Items start

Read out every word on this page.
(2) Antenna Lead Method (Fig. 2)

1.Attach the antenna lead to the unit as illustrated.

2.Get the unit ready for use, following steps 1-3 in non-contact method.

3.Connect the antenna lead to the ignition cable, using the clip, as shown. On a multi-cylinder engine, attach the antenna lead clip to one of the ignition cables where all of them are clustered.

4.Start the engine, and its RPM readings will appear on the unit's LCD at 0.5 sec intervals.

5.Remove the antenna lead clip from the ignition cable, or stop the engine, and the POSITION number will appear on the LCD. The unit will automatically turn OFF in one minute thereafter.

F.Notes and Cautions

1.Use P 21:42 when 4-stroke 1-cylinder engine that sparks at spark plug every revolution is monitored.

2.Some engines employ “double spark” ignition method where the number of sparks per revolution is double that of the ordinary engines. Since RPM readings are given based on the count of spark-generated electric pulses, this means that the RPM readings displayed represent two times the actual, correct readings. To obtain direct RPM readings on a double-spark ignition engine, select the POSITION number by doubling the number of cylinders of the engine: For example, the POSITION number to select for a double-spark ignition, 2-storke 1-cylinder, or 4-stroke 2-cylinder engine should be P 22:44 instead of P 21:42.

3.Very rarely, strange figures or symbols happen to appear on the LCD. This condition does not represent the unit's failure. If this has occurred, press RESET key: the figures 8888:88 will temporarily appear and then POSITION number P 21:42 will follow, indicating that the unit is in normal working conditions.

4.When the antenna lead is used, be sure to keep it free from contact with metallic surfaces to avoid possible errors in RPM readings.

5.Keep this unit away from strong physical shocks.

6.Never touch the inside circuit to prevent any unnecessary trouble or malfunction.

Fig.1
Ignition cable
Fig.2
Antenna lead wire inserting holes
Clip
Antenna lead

Items end

**Exercise directions:**
Nothing should be left out: repeat all of the data exactly.

**The response:**
Read out every word on this page.
(2) Antenna Lead Method (Fig. 2)

1.Attach the antenna lead to the unit as illustrated.

2.Get the unit ready for use, following steps 1-3 in non-contact method.

3.Connect the antenna lead to the ignition cable, using the clip, as shown. On a multi-cylinder engine, attach the antenna lead clip to one of the ignition cables where all of them are clustered.

4.Start the engine, and its RPM readings will appear on the unit's LCD at 0.5 sec intervals.

5.Remove the antenna lead clip from the ignition cable, or stop the engine, and the POSITION number will appear on the LCD. The unit will automatically turn OFF in one minute thereafter.

F.Notes and Cautions

1.Use P 21:42 when 4-stroke 1-cylinder engine that sparks at spark plug every revolution is monitored.

2.Some engines employ “double spark” ignition method where the number of sparks per revolution is double that of the ordinary engines. Since RPM readings are given based on the count of spark-generated electric pulses, this means that the RPM readings displayed represent two times the actual, correct readings. To obtain direct RPM readings on a double-spark ignition engine, select the POSITION number by doubling the number of cylinders of the engine: For example, the POSITION number to select for a double-spark ignition, 2-storke 1-cylinder, or 4-stroke 2-cylinder engine should be P 22:44 instead of P 21:42.

3.Very rarely, strange figures or symbols happen to appear on the LCD. This condition does not represent the unit's failure. If this has occurred, press RESET key: the figures 8888:88 will temporarily appear and then POSITION number P 21:42 will follow, indicating that the unit is in normal working conditions.

4.When the antenna lead is used, be sure to keep it free from contact with metallic surfaces to avoid possible errors in RPM readings.

5.Keep this unit away from strong physical shocks.

6.Never touch the inside circuit to prevent any unnecessary trouble or malfunction.

Fig.1
Ignition cable
Fig.2
Antenna lead wire inserting holes
Clip
Antenna lead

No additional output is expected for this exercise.